Data entries:
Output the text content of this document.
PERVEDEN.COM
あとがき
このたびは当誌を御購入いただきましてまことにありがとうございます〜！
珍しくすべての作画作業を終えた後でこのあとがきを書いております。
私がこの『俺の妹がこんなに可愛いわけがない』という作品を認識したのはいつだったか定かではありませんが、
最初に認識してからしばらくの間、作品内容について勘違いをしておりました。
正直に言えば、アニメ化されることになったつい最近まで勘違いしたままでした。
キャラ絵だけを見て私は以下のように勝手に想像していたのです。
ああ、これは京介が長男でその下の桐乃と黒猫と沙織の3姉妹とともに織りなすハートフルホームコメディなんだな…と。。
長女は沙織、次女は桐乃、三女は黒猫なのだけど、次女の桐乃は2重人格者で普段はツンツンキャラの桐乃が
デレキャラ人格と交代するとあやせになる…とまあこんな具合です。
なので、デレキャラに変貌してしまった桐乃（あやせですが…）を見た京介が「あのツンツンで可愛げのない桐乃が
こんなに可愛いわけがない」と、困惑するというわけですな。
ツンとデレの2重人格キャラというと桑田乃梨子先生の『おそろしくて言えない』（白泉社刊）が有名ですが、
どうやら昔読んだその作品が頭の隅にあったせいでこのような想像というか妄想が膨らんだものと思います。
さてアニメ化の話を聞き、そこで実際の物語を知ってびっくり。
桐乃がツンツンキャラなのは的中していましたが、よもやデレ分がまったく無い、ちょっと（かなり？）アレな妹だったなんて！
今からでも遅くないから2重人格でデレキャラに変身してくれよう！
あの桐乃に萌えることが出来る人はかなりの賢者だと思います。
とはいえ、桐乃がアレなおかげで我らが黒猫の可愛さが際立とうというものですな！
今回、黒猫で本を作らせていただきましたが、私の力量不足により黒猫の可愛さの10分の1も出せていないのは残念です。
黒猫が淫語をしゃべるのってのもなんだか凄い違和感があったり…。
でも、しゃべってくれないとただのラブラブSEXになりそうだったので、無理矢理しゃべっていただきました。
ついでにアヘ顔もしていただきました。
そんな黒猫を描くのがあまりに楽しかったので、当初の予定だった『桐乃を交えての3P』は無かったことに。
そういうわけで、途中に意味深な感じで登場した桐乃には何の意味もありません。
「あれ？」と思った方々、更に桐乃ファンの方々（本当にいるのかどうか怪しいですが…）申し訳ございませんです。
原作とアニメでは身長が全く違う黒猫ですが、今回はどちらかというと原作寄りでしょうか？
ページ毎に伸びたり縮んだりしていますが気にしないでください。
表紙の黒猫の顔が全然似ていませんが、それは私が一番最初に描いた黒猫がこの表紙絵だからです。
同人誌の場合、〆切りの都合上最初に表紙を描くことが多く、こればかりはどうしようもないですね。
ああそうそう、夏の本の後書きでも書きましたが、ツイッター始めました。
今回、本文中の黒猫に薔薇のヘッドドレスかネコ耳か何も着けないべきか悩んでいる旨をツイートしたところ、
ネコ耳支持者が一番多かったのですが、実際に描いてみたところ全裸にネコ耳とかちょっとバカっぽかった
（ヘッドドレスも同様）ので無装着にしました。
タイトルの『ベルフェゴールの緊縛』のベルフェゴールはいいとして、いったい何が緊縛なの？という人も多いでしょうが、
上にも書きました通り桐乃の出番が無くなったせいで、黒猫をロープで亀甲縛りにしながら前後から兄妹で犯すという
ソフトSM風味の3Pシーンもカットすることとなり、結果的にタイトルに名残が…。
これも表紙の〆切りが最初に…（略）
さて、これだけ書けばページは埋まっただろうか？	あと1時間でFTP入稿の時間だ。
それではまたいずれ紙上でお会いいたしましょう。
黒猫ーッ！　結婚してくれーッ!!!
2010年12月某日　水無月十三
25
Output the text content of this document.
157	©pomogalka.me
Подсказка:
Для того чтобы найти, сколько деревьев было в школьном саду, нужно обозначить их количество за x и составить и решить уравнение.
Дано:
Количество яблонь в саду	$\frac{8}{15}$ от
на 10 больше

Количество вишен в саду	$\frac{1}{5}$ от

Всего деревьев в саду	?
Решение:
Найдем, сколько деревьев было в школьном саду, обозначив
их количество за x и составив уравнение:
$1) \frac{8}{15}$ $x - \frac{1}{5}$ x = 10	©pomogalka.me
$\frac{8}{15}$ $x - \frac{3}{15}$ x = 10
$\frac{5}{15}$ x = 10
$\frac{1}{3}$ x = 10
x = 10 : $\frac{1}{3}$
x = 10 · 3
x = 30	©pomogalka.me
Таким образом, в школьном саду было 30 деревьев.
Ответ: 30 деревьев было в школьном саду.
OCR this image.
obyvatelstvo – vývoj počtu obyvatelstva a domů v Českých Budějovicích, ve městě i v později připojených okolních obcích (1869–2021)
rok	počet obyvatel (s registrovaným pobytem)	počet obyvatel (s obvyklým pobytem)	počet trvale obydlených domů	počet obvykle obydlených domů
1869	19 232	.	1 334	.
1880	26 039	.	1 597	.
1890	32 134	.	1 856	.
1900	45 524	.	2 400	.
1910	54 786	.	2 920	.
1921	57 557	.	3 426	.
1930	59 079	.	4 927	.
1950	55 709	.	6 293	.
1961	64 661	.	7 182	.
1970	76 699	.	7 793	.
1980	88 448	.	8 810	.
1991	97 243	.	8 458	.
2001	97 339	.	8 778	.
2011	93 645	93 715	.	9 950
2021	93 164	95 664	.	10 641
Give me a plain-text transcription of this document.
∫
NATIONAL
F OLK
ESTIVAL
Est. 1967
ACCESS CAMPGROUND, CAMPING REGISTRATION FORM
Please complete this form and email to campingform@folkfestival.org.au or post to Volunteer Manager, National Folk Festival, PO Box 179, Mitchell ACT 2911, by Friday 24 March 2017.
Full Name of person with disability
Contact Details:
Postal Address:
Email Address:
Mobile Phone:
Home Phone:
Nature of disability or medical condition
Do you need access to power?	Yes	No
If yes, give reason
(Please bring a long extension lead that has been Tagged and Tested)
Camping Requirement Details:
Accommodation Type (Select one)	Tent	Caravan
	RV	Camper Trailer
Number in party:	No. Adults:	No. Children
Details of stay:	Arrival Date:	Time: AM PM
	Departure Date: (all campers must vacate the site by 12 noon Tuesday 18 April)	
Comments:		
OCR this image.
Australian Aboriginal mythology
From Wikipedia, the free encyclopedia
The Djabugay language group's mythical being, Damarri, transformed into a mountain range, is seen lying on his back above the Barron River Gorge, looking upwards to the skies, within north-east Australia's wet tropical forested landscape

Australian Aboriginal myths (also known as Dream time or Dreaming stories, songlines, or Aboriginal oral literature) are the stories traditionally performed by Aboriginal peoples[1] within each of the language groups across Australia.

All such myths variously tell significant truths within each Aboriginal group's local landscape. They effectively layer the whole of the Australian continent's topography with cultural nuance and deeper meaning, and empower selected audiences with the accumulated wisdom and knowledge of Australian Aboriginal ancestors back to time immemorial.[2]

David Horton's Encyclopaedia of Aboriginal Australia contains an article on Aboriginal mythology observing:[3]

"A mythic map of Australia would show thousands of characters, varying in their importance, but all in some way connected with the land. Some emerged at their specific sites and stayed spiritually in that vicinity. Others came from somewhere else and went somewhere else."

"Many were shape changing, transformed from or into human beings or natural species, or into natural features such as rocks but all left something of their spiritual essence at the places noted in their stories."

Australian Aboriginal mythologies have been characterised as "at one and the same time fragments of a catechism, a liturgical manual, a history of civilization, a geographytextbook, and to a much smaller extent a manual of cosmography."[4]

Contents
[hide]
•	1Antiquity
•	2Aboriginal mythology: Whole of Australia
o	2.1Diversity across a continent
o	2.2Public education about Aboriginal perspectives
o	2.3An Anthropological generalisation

▶ [Brief]: Restate all of the entries exactly, please.

▶ [Full answer]:
Output the text content of this document.
PERVEDEN.COM
あとがき
このたびは当誌を御購入いただきましてまことにありがとうございます〜！
珍しくすべての作画作業を終えた後でこのあとがきを書いております。
私がこの『俺の妹がこんなに可愛いわけがない』という作品を認識したのはいつだったか定かではありませんが、
最初に認識してからしばらくの間、作品内容について勘違いをしておりました。
正直に言えば、アニメ化されることになったつい最近まで勘違いしたままでした。
キャラ絵だけを見て私は以下のように勝手に想像していたのです。
ああ、これは京介が長男でその下の桐乃と黒猫と沙織の3姉妹とともに織りなすハートフルホームコメディなんだな…と。。
長女は沙織、次女は桐乃、三女は黒猫なのだけど、次女の桐乃は2重人格者で普段はツンツンキャラの桐乃が
デレキャラ人格と交代するとあやせになる…とまあこんな具合です。
なので、デレキャラに変貌してしまった桐乃（あやせですが…）を見た京介が「あのツンツンで可愛げのない桐乃が
こんなに可愛いわけがない」と、困惑するというわけですな。
ツンとデレの2重人格キャラというと桑田乃梨子先生の『おそろしくて言えない』（白泉社刊）が有名ですが、
どうやら昔読んだその作品が頭の隅にあったせいでこのような想像というか妄想が膨らんだものと思います。
さてアニメ化の話を聞き、そこで実際の物語を知ってびっくり。
桐乃がツンツンキャラなのは的中していましたが、よもやデレ分がまったく無い、ちょっと（かなり？）アレな妹だったなんて！
今からでも遅くないから2重人格でデレキャラに変身してくれよう！
あの桐乃に萌えることが出来る人はかなりの賢者だと思います。
とはいえ、桐乃がアレなおかげで我らが黒猫の可愛さが際立とうというものですな！
今回、黒猫で本を作らせていただきましたが、私の力量不足により黒猫の可愛さの10分の1も出せていないのは残念です。
黒猫が淫語をしゃべるのってのもなんだか凄い違和感があったり…。
でも、しゃべってくれないとただのラブラブSEXになりそうだったので、無理矢理しゃべっていただきました。
ついでにアヘ顔もしていただきました。
そんな黒猫を描くのがあまりに楽しかったので、当初の予定だった『桐乃を交えての3P』は無かったことに。
そういうわけで、途中に意味深な感じで登場した桐乃には何の意味もありません。
「あれ？」と思った方々、更に桐乃ファンの方々（本当にいるのかどうか怪しいですが…）申し訳ございませんです。
原作とアニメでは身長が全く違う黒猫ですが、今回はどちらかというと原作寄りでしょうか？
ページ毎に伸びたり縮んだりしていますが気にしないでください。
表紙の黒猫の顔が全然似ていませんが、それは私が一番最初に描いた黒猫がこの表紙絵だからです。
同人誌の場合、〆切りの都合上最初に表紙を描くことが多く、こればかりはどうしようもないですね。
ああそうそう、夏の本の後書きでも書きましたが、ツイッター始めました。
今回、本文中の黒猫に薔薇のヘッドドレスかネコ耳か何も着けないべきか悩んでいる旨をツイートしたところ、
ネコ耳支持者が一番多かったのですが、実際に描いてみたところ全裸にネコ耳とかちょっとバカっぽかった
（ヘッドドレスも同様）ので無装着にしました。
タイトルの『ベルフェゴールの緊縛』のベルフェゴールはいいとして、いったい何が緊縛なの？という人も多いでしょうが、
上にも書きました通り桐乃の出番が無くなったせいで、黒猫をロープで亀甲縛りにしながら前後から兄妹で犯すという
ソフトSM風味の3Pシーンもカットすることとなり、結果的にタイトルに名残が…。
これも表紙の〆切りが最初に…（略）
さて、これだけ書けばページは埋まっただろうか？	あと1時間でFTP入稿の時間だ。
それではまたいずれ紙上でお会いいたしましょう。
黒猫ーッ！　結婚してくれーッ!!!
2010年12月某日　水無月十三
25
Output the text content of this document.
157	©pomogalka.me
Подсказка:
Для того чтобы найти, сколько деревьев было в школьном саду, нужно обозначить их количество за x и составить и решить уравнение.
Дано:
Количество яблонь в саду	$\frac{8}{15}$ от
на 10 больше

Количество вишен в саду	$\frac{1}{5}$ от

Всего деревьев в саду	?
Решение:
Найдем, сколько деревьев было в школьном саду, обозначив
их количество за x и составив уравнение:
$1) \frac{8}{15}$ $x - \frac{1}{5}$ x = 10	©pomogalka.me
$\frac{8}{15}$ $x - \frac{3}{15}$ x = 10
$\frac{5}{15}$ x = 10
$\frac{1}{3}$ x = 10
x = 10 : $\frac{1}{3}$
x = 10 · 3
x = 30	©pomogalka.me
Таким образом, в школьном саду было 30 деревьев.
Ответ: 30 деревьев было в школьном саду.
OCR this image.
obyvatelstvo – vývoj počtu obyvatelstva a domů v Českých Budějovicích, ve městě i v později připojených okolních obcích (1869–2021)
rok	počet obyvatel (s registrovaným pobytem)	počet obyvatel (s obvyklým pobytem)	počet trvale obydlených domů	počet obvykle obydlených domů
1869	19 232	.	1 334	.
1880	26 039	.	1 597	.
1890	32 134	.	1 856	.
1900	45 524	.	2 400	.
1910	54 786	.	2 920	.
1921	57 557	.	3 426	.
1930	59 079	.	4 927	.
1950	55 709	.	6 293	.
1961	64 661	.	7 182	.
1970	76 699	.	7 793	.
1980	88 448	.	8 810	.
1991	97 243	.	8 458	.
2001	97 339	.	8 778	.
2011	93 645	93 715	.	9 950
2021	93 164	95 664	.	10 641
Give me a plain-text transcription of this document.
∫
NATIONAL
F OLK
ESTIVAL
Est. 1967
ACCESS CAMPGROUND, CAMPING REGISTRATION FORM
Please complete this form and email to campingform@folkfestival.org.au or post to Volunteer Manager, National Folk Festival, PO Box 179, Mitchell ACT 2911, by Friday 24 March 2017.
Full Name of person with disability
Contact Details:
Postal Address:
Email Address:
Mobile Phone:
Home Phone:
Nature of disability or medical condition
Do you need access to power?	Yes	No
If yes, give reason
(Please bring a long extension lead that has been Tagged and Tested)
Camping Requirement Details:
Accommodation Type (Select one)	Tent	Caravan
	RV	Camper Trailer
Number in party:	No. Adults:	No. Children
Details of stay:	Arrival Date:	Time: AM PM
	Departure Date: (all campers must vacate the site by 12 noon Tuesday 18 April)	
Comments:		
OCR this image.
Australian Aboriginal mythology
From Wikipedia, the free encyclopedia
The Djabugay language group's mythical being, Damarri, transformed into a mountain range, is seen lying on his back above the Barron River Gorge, looking upwards to the skies, within north-east Australia's wet tropical forested landscape

Australian Aboriginal myths (also known as Dream time or Dreaming stories, songlines, or Aboriginal oral literature) are the stories traditionally performed by Aboriginal peoples[1] within each of the language groups across Australia.

All such myths variously tell significant truths within each Aboriginal group's local landscape. They effectively layer the whole of the Australian continent's topography with cultural nuance and deeper meaning, and empower selected audiences with the accumulated wisdom and knowledge of Australian Aboriginal ancestors back to time immemorial.[2]

David Horton's Encyclopaedia of Aboriginal Australia contains an article on Aboriginal mythology observing:[3]

"A mythic map of Australia would show thousands of characters, varying in their importance, but all in some way connected with the land. Some emerged at their specific sites and stayed spiritually in that vicinity. Others came from somewhere else and went somewhere else."

"Many were shape changing, transformed from or into human beings or natural species, or into natural features such as rocks but all left something of their spiritual essence at the places noted in their stories."

Australian Aboriginal mythologies have been characterised as "at one and the same time fragments of a catechism, a liturgical manual, a history of civilization, a geographytextbook, and to a much smaller extent a manual of cosmography."[4]

Contents
[hide]
•	1Antiquity
•	2Aboriginal mythology: Whole of Australia
o	2.1Diversity across a continent
o	2.2Public education about Aboriginal perspectives
o	2.3An Anthropological generalisation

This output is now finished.